━━━ Material ━━━
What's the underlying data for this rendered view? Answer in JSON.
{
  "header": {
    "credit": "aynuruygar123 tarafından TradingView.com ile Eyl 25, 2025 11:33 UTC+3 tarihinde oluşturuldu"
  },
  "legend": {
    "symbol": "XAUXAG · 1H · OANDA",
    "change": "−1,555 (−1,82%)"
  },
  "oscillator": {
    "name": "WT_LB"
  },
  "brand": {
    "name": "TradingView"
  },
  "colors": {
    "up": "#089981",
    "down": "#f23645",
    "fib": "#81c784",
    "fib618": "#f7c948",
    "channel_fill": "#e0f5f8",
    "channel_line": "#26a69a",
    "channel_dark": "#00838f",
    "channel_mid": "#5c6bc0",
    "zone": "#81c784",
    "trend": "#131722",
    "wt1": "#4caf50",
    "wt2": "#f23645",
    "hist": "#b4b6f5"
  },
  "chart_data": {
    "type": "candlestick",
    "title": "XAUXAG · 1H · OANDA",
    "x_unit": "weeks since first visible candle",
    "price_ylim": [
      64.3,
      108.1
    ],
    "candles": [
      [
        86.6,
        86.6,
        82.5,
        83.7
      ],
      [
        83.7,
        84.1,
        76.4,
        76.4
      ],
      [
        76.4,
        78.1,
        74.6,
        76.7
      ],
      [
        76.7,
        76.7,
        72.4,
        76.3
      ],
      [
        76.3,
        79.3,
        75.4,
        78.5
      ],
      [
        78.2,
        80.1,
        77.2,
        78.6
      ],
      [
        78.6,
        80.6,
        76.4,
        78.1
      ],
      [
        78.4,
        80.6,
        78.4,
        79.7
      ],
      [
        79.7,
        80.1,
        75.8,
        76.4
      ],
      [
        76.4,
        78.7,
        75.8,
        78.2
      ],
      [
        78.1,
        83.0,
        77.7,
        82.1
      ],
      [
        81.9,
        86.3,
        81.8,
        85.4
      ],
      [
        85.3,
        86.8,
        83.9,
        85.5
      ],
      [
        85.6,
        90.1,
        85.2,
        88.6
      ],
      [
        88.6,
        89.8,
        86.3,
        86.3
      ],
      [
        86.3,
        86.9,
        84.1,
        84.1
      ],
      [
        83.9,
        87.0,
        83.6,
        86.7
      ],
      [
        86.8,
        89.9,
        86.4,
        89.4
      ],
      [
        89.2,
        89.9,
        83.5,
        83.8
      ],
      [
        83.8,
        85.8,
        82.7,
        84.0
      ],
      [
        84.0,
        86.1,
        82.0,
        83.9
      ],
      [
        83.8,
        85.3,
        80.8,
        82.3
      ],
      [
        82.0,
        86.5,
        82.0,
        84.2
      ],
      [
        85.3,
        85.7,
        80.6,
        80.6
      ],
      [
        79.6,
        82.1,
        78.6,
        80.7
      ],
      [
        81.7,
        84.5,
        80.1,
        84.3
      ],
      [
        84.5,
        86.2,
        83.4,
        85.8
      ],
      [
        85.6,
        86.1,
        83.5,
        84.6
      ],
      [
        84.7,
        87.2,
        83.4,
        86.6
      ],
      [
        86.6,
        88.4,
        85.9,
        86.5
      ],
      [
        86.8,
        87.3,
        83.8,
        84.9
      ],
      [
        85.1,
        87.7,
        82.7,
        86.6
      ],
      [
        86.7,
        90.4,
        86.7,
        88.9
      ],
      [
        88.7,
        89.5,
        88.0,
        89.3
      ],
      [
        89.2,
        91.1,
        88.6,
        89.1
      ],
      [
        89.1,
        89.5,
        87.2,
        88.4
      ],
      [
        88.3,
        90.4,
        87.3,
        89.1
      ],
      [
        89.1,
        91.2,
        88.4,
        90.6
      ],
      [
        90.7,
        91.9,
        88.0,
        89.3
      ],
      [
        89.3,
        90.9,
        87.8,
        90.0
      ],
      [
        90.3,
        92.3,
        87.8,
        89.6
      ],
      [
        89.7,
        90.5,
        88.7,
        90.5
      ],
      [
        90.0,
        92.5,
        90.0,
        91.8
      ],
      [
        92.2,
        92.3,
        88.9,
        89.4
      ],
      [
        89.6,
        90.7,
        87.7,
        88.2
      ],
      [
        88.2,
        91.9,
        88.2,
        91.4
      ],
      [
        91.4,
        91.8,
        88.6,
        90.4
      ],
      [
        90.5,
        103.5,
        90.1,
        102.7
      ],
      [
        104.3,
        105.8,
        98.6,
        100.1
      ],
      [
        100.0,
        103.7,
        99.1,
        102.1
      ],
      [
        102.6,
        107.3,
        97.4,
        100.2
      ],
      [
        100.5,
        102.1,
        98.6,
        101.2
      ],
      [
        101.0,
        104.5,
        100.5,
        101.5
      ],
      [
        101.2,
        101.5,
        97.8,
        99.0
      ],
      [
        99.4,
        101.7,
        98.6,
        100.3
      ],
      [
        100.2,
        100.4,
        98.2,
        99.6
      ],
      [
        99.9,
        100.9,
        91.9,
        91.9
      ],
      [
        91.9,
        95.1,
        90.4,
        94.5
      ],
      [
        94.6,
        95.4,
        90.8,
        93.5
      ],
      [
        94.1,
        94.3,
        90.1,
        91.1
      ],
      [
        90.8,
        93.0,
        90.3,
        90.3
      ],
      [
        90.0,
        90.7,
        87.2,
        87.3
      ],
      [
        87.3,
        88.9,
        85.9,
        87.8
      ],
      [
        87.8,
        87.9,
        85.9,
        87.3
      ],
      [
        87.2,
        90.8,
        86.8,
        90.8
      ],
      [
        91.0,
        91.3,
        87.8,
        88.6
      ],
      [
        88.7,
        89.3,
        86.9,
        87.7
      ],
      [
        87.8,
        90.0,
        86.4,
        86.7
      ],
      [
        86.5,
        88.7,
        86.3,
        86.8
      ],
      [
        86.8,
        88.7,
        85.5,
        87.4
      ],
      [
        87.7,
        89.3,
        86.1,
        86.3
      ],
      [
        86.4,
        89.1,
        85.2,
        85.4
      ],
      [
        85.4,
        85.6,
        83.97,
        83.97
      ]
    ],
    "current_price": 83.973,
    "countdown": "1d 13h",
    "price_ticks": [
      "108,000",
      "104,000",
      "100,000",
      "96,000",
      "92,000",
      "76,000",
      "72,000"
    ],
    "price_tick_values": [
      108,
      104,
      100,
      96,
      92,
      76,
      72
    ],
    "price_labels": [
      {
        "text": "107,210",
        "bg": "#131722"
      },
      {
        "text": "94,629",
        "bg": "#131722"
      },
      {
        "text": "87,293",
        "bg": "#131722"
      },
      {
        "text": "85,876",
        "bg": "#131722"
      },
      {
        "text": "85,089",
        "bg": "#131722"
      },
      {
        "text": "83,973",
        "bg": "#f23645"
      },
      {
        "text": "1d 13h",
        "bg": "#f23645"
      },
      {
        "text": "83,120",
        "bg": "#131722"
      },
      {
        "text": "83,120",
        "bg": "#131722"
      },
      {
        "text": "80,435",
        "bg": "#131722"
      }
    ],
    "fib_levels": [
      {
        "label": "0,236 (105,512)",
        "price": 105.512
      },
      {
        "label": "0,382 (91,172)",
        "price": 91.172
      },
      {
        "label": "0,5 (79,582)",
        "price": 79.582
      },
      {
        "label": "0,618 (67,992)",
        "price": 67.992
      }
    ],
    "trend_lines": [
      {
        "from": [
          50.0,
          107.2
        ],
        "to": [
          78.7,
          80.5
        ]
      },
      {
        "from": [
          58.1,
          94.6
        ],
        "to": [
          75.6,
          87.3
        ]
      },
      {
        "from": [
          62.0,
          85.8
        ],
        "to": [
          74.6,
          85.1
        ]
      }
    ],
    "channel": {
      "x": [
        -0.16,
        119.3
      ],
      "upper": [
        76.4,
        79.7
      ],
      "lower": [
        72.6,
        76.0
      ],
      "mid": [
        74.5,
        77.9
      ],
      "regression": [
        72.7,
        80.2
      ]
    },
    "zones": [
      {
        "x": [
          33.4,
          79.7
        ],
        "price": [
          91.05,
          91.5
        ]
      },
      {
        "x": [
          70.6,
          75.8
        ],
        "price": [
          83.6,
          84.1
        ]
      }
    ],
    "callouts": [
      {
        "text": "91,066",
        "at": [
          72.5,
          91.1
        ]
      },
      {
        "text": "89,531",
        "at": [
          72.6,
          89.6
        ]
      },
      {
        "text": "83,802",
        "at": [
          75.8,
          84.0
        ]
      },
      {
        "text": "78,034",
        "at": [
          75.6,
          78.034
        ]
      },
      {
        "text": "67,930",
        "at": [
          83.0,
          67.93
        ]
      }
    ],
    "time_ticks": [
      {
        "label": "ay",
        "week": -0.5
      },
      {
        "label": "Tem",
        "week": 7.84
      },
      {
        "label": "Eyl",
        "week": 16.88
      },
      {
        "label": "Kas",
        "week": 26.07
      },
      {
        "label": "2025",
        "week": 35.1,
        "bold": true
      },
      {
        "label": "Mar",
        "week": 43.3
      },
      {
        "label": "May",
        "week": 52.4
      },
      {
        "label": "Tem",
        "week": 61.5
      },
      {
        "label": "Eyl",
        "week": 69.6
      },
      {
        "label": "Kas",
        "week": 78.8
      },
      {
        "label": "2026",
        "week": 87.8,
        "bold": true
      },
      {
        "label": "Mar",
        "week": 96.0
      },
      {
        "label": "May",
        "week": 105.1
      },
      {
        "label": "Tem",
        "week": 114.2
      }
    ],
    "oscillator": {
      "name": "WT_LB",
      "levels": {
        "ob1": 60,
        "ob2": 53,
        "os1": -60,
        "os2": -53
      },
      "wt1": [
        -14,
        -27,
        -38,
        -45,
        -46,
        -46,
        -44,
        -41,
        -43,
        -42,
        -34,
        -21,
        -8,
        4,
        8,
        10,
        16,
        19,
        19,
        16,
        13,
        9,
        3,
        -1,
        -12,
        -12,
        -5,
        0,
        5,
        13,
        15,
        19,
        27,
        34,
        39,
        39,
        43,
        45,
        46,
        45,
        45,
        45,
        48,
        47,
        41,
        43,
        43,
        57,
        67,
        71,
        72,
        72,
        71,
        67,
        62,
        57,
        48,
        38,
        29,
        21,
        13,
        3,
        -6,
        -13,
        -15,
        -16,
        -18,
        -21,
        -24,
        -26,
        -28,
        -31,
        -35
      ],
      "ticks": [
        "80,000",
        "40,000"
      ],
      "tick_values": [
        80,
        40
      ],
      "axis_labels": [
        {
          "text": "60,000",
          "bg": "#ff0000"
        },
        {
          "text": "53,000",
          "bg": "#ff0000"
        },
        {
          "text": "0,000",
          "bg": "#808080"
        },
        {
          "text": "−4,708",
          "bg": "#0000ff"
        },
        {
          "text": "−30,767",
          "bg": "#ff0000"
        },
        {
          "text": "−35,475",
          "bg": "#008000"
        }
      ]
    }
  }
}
━━━
- [Required work]: Examine the listing and say how many of its lines contain the string "name". Give the number alone.

- [In response]: 3